KUTIPAN TEKS:
Wahai Harun, Engkau telah bertindak melampaui batas
kewenanganmu atas Baitul Mal milik kaum Muslimin tanpa kerelaan hati mereka.
Apakah para muallaf yang dibujuk hatinya, para amil (pengurus zakat), para
mujahid fi sabilillah, dan ibnus sabil (dan mereka yang berhak menerima zakat)
rela dengan perbuatanmu? Apakah pemangku Al-Qur’an dan Ahli Ilmu ridha dengan
hal itu? Apakah anak-anak yatim dan para janda rela dengan perbuatanmu? Apakah
sebagian besar rakyatmu rela dengan hal itu? Maka dari itu, singsingkanlah
lengan bajumu wahai Harun dan siapkanlah jawaban bagi pertanyaan tersebut dan
siapkan pula penutup bagi bencana yang bakal mengancam
Ketahuilah bahwa engkau akan berdiri di hadapan Yang
Mahabijaksana lagi Maha Adil. Takutlah kepada Allah saat terampas dari dalam
hatimu manisnya ilmu dan zuhud, lezatnya qira’atul Qur’an, dan bermajelis
dengan orang-orang saleh dan saat engkau ridha dirimu menjadi seorang zalim dan
Imam bagi orang-orang zalim.
Hai Harun, engkau telah duduk di atas singgasana,
mengenakan sulaman sutra dan menurunkan tabir penutup di pintu istanamu
menyerupai hijab (tabir penutup) Rabbul ‘Alamin. Kemudian engkau tugaskan
pasukan pengawalmu yang zalim di pintu gerbang istanamu dan tabirmu. Mereka
meminum khamr namun menghukum had orang yang minum khamr. Mereka berzina namun
menghukum had orang yang berzina. Mereka mencuri, namun menghukum potong tangan
orang yang mencuri. Mereka membunuh, namun menghukum mati orang yang membunuh.

URAIAN TUGAS:
Ambil seluruh kutipan nasihat kepada Harun di atas dan tuliskan kembali utuh tanpa mengubah satu kata pun.

(Catatan anotasi tata letak)
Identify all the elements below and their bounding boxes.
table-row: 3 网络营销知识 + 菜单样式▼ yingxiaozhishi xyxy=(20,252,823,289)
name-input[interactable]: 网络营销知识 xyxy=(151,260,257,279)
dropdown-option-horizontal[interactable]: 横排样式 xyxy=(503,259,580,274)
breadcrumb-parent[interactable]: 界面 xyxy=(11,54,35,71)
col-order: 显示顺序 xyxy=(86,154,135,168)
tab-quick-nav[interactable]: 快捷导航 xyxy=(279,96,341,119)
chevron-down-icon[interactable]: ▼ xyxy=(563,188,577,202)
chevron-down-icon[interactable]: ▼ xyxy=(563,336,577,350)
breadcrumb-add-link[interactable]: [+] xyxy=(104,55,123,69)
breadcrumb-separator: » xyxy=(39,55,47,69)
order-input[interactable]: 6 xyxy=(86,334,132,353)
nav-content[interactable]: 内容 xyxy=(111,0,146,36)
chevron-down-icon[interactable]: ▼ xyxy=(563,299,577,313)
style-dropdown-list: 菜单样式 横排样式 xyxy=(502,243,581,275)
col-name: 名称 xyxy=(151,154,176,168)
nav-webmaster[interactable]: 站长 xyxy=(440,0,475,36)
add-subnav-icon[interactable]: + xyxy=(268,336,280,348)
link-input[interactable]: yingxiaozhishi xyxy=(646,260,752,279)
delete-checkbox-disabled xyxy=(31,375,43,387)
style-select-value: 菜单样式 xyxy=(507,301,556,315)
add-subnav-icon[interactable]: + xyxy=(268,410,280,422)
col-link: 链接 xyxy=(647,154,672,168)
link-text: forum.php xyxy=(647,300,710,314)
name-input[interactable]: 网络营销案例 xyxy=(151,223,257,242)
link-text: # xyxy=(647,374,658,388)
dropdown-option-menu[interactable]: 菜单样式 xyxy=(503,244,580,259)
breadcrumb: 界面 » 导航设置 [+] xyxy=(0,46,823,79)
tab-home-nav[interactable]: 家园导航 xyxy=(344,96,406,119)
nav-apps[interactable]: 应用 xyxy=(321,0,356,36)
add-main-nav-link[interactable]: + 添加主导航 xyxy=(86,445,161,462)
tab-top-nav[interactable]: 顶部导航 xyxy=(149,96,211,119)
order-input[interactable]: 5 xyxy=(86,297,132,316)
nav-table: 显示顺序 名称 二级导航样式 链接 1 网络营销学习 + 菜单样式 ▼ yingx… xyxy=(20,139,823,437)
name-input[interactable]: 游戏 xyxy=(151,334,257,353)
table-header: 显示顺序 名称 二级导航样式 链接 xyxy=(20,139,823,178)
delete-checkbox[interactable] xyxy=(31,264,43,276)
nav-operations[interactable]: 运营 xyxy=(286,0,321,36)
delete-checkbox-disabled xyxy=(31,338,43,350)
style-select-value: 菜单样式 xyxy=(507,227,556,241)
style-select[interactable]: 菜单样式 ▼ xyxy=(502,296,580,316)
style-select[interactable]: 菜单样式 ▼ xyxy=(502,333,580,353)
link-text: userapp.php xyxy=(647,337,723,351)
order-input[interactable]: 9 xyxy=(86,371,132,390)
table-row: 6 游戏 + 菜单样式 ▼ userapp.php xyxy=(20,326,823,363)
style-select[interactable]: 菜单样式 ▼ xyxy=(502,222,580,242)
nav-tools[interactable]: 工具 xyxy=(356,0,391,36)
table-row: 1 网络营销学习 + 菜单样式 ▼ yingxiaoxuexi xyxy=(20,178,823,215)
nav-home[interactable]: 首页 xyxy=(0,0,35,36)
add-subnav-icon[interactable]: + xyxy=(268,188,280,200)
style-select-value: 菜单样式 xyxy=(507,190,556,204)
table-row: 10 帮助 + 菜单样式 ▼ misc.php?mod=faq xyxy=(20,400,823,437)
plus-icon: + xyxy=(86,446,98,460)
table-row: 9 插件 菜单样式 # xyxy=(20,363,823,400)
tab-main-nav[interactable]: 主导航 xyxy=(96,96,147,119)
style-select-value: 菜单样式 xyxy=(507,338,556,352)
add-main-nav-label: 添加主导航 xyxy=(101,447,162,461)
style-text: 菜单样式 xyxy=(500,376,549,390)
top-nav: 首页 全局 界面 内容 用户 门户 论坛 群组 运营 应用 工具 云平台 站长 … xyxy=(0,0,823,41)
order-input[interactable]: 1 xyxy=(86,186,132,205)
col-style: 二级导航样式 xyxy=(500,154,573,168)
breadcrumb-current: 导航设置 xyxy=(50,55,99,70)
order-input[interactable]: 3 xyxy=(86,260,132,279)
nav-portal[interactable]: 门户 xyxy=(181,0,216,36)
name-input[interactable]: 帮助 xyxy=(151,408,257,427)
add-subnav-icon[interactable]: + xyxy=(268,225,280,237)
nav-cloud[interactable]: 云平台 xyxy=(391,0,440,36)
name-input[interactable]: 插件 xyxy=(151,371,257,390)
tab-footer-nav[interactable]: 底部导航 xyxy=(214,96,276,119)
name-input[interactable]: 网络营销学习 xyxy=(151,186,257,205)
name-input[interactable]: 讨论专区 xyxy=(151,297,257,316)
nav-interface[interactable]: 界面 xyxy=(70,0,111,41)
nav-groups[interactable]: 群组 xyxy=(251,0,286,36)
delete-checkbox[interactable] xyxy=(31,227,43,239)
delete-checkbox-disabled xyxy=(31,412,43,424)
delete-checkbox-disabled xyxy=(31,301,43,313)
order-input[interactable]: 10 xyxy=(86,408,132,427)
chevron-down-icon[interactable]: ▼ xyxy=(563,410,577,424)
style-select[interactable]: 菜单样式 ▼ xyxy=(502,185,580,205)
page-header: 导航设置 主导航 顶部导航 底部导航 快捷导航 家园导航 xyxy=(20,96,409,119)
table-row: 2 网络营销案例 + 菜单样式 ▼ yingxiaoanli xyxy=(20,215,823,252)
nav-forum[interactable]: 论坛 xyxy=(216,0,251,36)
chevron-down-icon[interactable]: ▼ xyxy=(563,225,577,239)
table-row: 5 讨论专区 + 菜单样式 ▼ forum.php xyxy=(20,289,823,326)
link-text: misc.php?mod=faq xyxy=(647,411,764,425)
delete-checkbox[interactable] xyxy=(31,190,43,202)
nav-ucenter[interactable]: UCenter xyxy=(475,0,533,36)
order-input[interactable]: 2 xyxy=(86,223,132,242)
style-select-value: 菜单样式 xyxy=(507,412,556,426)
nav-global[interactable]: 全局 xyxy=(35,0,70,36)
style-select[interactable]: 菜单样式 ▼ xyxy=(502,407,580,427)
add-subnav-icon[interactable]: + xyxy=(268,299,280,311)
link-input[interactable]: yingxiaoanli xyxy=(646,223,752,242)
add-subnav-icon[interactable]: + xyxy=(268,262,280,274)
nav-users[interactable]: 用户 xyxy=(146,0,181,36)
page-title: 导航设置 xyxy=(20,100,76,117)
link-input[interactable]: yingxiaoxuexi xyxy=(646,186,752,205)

HASIL TUGAS:
Wahai Harun, Engkau telah bertindak melampaui batas
kewenanganmu atas Baitul Mal milik kaum Muslimin tanpa kerelaan hati mereka.
Apakah para muallaf yang dibujuk hatinya, para amil (pengurus zakat), para
mujahid fi sabilillah, dan ibnus sabil (dan mereka yang berhak menerima zakat)
rela dengan perbuatanmu? Apakah pemangku Al-Qur’an dan Ahli Ilmu ridha dengan
hal itu? Apakah anak-anak yatim dan para janda rela dengan perbuatanmu? Apakah
sebagian besar rakyatmu rela dengan hal itu? Maka dari itu, singsingkanlah
lengan bajumu wahai Harun dan siapkanlah jawaban bagi pertanyaan tersebut dan
siapkan pula penutup bagi bencana yang bakal mengancam
Ketahuilah bahwa engkau akan berdiri di hadapan Yang
Mahabijaksana lagi Maha Adil. Takutlah kepada Allah saat terampas dari dalam
hatimu manisnya ilmu dan zuhud, lezatnya qira’atul Qur’an, dan bermajelis
dengan orang-orang saleh dan saat engkau ridha dirimu menjadi seorang zalim dan
Imam bagi orang-orang zalim.
Hai Harun, engkau telah duduk di atas singgasana,
mengenakan sulaman sutra dan menurunkan tabir penutup di pintu istanamu
menyerupai hijab (tabir penutup) Rabbul ‘Alamin. Kemudian engkau tugaskan
pasukan pengawalmu yang zalim di pintu gerbang istanamu dan tabirmu. Mereka
meminum khamr namun menghukum had orang yang minum khamr. Mereka berzina namun
menghukum had orang yang berzina. Mereka mencuri, namun menghukum potong tangan
orang yang mencuri. Mereka membunuh, namun menghukum mati orang yang membunuh.